++++ Material for this exercise
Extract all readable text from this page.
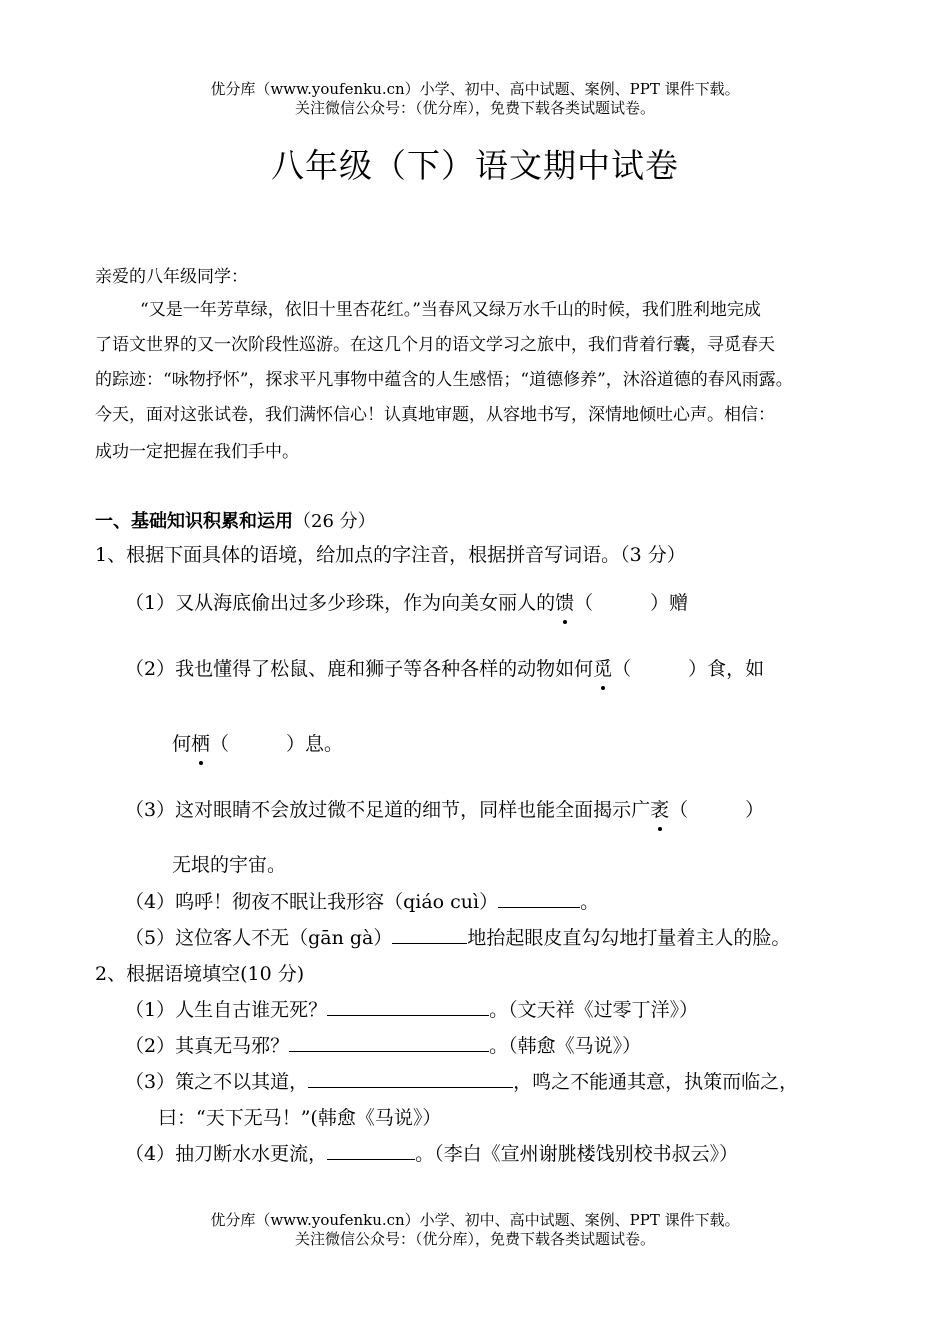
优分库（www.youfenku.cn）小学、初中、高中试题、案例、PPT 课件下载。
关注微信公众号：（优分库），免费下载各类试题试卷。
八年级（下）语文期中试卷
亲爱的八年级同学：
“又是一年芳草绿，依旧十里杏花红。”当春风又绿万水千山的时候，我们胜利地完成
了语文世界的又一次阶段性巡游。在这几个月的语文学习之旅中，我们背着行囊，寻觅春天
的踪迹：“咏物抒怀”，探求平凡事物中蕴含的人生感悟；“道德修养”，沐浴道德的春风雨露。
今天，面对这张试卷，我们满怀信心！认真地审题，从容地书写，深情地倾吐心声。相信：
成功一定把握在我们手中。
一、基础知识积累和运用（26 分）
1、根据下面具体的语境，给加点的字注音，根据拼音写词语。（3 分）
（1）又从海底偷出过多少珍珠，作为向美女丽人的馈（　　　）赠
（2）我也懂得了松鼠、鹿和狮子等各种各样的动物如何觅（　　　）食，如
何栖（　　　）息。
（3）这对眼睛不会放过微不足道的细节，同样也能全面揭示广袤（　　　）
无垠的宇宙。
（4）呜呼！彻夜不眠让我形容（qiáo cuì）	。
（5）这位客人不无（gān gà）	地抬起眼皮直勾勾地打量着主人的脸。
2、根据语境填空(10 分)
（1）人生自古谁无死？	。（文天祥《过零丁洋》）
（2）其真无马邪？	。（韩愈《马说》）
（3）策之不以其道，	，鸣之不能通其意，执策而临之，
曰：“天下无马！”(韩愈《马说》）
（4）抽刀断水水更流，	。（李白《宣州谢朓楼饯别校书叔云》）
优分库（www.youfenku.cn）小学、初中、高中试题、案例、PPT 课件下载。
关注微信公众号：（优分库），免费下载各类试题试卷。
++++++++
++++ Material for this exercise
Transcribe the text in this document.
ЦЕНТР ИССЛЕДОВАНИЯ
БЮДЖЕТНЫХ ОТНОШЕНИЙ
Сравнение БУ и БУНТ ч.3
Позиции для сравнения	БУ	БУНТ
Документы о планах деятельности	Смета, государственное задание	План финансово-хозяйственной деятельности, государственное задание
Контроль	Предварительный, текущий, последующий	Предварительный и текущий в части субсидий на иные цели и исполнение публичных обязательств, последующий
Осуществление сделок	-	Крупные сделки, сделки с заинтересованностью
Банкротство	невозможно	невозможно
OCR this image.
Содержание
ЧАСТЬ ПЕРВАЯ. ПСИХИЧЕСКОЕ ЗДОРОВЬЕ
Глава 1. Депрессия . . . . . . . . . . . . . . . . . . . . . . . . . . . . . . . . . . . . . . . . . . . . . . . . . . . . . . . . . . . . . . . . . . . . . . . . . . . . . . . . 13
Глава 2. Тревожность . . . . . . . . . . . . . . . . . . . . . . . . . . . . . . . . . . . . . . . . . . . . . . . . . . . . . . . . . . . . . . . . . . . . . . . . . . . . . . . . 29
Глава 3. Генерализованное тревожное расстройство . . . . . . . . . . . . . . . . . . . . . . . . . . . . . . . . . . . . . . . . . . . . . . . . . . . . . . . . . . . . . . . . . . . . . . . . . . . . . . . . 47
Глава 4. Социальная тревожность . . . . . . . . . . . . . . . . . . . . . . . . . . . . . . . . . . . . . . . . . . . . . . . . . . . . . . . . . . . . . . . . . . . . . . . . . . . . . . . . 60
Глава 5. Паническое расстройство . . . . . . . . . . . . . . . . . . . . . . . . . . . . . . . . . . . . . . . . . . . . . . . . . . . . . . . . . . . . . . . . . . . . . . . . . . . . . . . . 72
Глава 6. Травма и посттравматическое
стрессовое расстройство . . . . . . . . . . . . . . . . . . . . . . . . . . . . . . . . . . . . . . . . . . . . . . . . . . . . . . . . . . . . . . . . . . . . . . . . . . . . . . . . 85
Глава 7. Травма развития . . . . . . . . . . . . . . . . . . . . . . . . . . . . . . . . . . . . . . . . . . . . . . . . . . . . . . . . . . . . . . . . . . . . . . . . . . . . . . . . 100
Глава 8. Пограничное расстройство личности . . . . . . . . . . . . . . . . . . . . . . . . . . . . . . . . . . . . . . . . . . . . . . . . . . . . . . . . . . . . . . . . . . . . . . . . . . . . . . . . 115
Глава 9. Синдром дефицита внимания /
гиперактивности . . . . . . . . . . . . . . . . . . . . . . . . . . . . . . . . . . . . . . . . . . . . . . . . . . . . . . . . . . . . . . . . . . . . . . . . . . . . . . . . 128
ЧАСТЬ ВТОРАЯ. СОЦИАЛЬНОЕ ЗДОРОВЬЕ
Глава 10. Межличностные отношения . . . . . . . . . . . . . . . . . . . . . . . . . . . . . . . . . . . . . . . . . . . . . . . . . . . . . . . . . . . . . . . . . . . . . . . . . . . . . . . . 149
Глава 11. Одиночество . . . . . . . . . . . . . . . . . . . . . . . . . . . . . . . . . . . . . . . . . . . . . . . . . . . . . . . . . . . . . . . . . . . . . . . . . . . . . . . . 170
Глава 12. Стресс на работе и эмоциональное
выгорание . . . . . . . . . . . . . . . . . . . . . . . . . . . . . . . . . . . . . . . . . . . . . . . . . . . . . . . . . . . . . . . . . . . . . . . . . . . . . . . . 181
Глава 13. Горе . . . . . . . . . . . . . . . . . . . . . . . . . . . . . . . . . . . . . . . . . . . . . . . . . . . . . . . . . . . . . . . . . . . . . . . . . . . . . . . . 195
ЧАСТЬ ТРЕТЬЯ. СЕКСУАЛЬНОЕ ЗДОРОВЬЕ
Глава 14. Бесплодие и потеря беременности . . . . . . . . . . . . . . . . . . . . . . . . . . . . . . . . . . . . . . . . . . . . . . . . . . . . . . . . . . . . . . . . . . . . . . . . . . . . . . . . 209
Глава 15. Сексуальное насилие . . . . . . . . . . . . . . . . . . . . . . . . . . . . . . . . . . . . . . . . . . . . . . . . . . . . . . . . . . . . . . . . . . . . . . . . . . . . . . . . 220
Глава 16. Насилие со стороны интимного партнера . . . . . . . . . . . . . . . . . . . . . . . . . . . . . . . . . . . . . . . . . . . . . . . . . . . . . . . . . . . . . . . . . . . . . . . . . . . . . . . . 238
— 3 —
++++++++
++++ Material for this exercise
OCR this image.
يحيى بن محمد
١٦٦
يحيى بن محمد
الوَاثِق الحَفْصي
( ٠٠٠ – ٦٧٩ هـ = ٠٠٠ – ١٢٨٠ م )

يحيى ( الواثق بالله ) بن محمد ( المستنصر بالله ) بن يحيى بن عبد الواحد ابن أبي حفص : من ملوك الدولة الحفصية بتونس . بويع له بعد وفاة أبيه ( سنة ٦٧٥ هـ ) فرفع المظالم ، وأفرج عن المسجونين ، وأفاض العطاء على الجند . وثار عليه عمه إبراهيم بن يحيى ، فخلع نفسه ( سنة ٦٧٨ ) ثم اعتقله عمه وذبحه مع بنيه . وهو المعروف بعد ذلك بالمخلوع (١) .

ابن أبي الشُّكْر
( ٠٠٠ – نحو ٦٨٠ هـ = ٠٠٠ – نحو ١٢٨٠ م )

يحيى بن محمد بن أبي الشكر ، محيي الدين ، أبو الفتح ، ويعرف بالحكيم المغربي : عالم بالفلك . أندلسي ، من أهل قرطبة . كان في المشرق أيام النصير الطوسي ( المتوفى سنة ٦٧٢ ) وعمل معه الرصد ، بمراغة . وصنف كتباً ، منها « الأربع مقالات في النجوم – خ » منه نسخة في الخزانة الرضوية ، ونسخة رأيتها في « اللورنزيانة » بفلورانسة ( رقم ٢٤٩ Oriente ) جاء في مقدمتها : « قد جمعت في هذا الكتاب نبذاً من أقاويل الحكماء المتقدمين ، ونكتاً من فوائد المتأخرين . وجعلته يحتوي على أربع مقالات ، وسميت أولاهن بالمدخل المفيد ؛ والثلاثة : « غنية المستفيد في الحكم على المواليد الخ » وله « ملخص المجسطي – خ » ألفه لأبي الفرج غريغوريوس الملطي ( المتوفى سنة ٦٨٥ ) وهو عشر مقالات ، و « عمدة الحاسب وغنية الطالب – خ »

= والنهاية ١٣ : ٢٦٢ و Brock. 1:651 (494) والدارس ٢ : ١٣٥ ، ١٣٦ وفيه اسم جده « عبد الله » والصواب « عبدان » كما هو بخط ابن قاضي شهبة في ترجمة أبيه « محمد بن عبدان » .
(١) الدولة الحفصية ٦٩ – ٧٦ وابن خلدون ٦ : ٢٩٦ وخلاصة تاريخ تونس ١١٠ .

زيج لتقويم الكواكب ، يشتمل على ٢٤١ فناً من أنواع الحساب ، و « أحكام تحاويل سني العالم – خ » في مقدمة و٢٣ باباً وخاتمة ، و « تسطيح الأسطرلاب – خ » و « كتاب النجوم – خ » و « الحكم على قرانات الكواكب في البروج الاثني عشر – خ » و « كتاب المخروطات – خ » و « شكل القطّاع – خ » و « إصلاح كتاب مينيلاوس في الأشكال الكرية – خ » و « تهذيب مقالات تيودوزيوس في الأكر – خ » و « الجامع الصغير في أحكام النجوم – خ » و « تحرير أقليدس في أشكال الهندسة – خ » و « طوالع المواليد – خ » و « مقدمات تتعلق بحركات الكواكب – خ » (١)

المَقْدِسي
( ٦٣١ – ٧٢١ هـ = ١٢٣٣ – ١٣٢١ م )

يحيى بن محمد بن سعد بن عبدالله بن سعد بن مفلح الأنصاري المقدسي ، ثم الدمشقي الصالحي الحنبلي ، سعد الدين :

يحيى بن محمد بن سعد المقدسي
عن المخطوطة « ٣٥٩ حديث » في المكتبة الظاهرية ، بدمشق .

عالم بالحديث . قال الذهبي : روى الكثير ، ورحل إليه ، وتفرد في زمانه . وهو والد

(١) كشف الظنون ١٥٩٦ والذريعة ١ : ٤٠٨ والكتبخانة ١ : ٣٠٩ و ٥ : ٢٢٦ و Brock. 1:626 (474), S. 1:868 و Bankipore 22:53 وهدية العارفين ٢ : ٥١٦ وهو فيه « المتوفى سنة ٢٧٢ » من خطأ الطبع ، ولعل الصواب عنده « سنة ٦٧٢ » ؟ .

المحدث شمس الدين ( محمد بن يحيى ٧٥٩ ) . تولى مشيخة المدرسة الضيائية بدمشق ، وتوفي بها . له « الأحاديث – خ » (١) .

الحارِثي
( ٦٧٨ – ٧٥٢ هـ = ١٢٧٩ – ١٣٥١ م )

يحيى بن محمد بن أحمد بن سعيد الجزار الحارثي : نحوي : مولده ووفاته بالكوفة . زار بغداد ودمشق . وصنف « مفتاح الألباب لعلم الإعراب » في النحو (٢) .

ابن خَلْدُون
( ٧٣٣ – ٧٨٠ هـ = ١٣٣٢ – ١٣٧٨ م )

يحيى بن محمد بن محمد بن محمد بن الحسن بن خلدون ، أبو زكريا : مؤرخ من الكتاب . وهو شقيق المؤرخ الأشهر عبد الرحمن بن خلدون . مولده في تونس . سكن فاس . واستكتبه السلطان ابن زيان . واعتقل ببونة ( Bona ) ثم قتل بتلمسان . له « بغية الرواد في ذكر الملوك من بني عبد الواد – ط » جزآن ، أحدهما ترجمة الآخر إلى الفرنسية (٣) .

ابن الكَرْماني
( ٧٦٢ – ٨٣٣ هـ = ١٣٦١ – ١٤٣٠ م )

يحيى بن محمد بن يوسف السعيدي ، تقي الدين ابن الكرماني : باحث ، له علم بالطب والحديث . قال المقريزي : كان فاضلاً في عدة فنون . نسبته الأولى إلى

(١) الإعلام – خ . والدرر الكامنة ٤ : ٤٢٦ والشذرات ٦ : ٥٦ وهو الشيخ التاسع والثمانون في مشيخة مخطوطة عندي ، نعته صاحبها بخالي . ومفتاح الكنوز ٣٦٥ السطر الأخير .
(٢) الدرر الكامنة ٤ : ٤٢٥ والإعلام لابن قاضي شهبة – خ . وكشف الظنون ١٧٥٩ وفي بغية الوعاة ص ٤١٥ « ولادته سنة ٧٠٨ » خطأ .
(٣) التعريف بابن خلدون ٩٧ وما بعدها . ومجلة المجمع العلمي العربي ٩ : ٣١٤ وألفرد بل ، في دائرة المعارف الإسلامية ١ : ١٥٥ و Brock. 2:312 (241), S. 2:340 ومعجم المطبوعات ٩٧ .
++++++++
* Work required:
Return each line where "بغية" shows up.

* Full response:
يحيى بن محمد بن محمد بن محمد بن الحسن بن خلدون ، أبو زكريا : مؤرخ من الكتاب . وهو شقيق المؤرخ الأشهر عبد الرحمن بن خلدون . مولده في تونس . سكن فاس . واستكتبه السلطان ابن زيان . واعتقل ببونة ( Bona ) ثم قتل بتلمسان . له « بغية الرواد في ذكر الملوك من بني عبد الواد – ط » جزآن ، أحدهما ترجمة الآخر إلى الفرنسية (٣) .
(٢) الدرر الكامنة ٤ : ٤٢٥ والإعلام لابن قاضي شهبة – خ . وكشف الظنون ١٧٥٩ وفي بغية الوعاة ص ٤١٥ « ولادته سنة ٧٠٨ » خطأ .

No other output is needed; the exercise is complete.